◆ **Given entries**

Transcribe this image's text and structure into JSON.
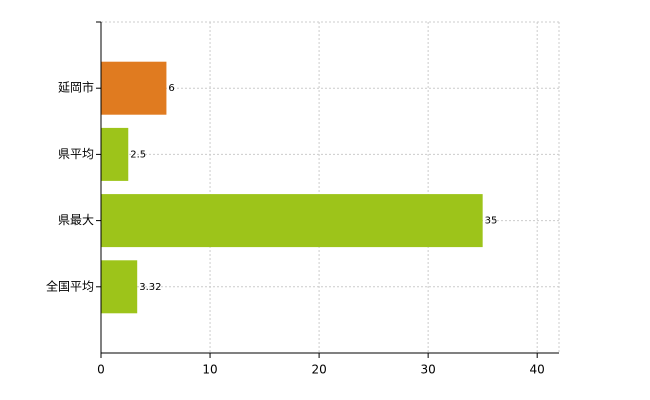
{
  "chart_data": {
    "type": "barh",
    "categories": [
      "延岡市",
      "県平均",
      "県最大",
      "全国平均"
    ],
    "values": [
      6,
      2.5,
      35,
      3.32
    ],
    "colors": [
      "#e07b20",
      "#9dc41a",
      "#9dc41a",
      "#9dc41a"
    ],
    "xlim": [
      0,
      42
    ],
    "xticks": [
      0,
      10,
      20,
      30,
      40
    ],
    "grid": true
  }
}
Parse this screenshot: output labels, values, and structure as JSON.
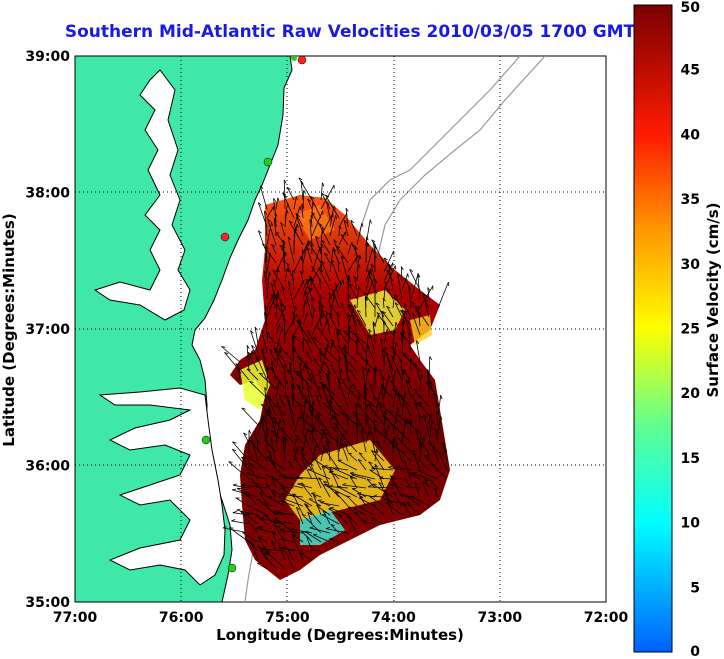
{
  "title": "Southern Mid-Atlantic Raw Velocities 2010/03/05 1700 GMT",
  "x_axis": {
    "label": "Longitude (Degrees:Minutes)",
    "ticks": [
      "77:00",
      "76:00",
      "75:00",
      "74:00",
      "73:00",
      "72:00"
    ]
  },
  "y_axis": {
    "label": "Latitude (Degrees:Minutes)",
    "ticks": [
      "39:00",
      "38:00",
      "37:00",
      "36:00",
      "35:00"
    ]
  },
  "colorbar": {
    "label": "Surface Velocity (cm/s)",
    "ticks": [
      "50",
      "45",
      "40",
      "35",
      "30",
      "25",
      "20",
      "15",
      "10",
      "5",
      "0"
    ],
    "range": [
      0,
      50
    ]
  },
  "colors": {
    "land": "#3fe8a6",
    "title": "#1a1ae6",
    "velocity_high": "#8b0000",
    "velocity_low": "#1e90ff"
  },
  "legend_markers": {
    "station_colors": [
      "#ff2020",
      "#22cc22"
    ]
  }
}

◆ **Instruction**
Return all of the entries word for word, but omit the pictures.

◆ **Solution to this task**
Transcribe this image's text and structure into JSON.
{
  "chart_data": {
    "type": "barh",
    "categories": [
      "延岡市",
      "県平均",
      "県最大",
      "全国平均"
    ],
    "values": [
      6,
      2.5,
      35,
      3.32
    ],
    "colors": [
      "#e07b20",
      "#9dc41a",
      "#9dc41a",
      "#9dc41a"
    ],
    "xlim": [
      0,
      42
    ],
    "xticks": [
      0,
      10,
      20,
      30,
      40
    ],
    "grid": true
  }
}
Parse this screenshot: output labels, values, and structure as JSON.
{
  "title": "Southern Mid-Atlantic Raw Velocities 2010/03/05 1700 GMT",
  "x_axis": {
    "label": "Longitude (Degrees:Minutes)",
    "ticks": [
      "77:00",
      "76:00",
      "75:00",
      "74:00",
      "73:00",
      "72:00"
    ]
  },
  "y_axis": {
    "label": "Latitude (Degrees:Minutes)",
    "ticks": [
      "39:00",
      "38:00",
      "37:00",
      "36:00",
      "35:00"
    ]
  },
  "colorbar": {
    "label": "Surface Velocity (cm/s)",
    "ticks": [
      "50",
      "45",
      "40",
      "35",
      "30",
      "25",
      "20",
      "15",
      "10",
      "5",
      "0"
    ],
    "range": [
      0,
      50
    ]
  },
  "colors": {
    "land": "#3fe8a6",
    "title": "#1a1ae6",
    "velocity_high": "#8b0000",
    "velocity_low": "#1e90ff"
  },
  "legend_markers": {
    "station_colors": [
      "#ff2020",
      "#22cc22"
    ]
  }
}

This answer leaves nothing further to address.